AIM: Filter these entries so that only lines with the word "example" remain.

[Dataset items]
>>>>

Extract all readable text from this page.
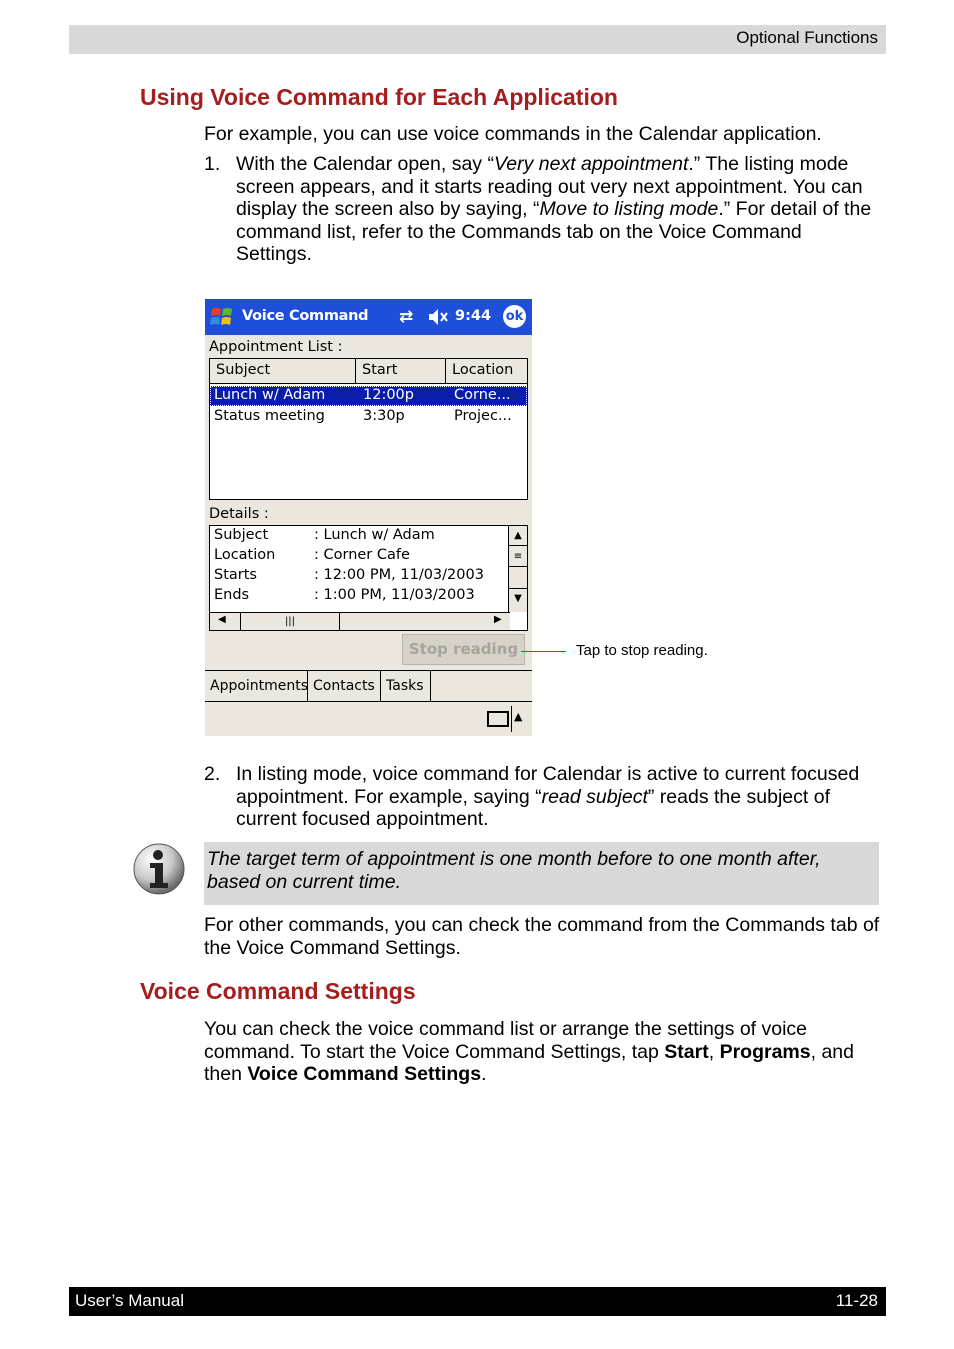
Optional Functions
Using Voice Command for Each Application
For example, you can use voice commands in the Calendar application.
1. With the Calendar open, say “Very next appointment.” The listing mode screen appears, and it starts reading out very next appointment. You can display the screen also by saying, “Move to listing mode.” For detail of the command list, refer to the Commands tab on the Voice Command Settings.
Voice Command ⇄	9:44 ok
Appointment List :
Subject	Start	Location
Lunch w/ Adam	12:00p	Corne...
Status meeting	3:30p	Projec...
Details :
Subject	: Lunch w/ Adam
Location	: Corner Cafe
Starts	: 12:00 PM, 11/03/2003
Ends	: 1:00 PM, 11/03/2003
▲
≡
▼
◀	|||	▶
Stop reading
Appointments Contacts Tasks
▲
Tap to stop reading.
2. In listing mode, voice command for Calendar is active to current focused appointment. For example, saying “read subject” reads the subject of current focused appointment.
The target term of appointment is one month before to one month after, based on current time.
For other commands, you can check the command from the Commands tab of the Voice Command Settings.
Voice Command Settings
You can check the voice command list or arrange the settings of voice command. To start the Voice Command Settings, tap Start, Programs, and then Voice Command Settings.
User’s Manual	11-28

<<<<

ANSWER TO THE EXERCISE:
For example, you can use voice commands in the Calendar application.
2. In listing mode, voice command for Calendar is active to current focused appointment. For example, saying “read subject” reads the subject of current focused appointment.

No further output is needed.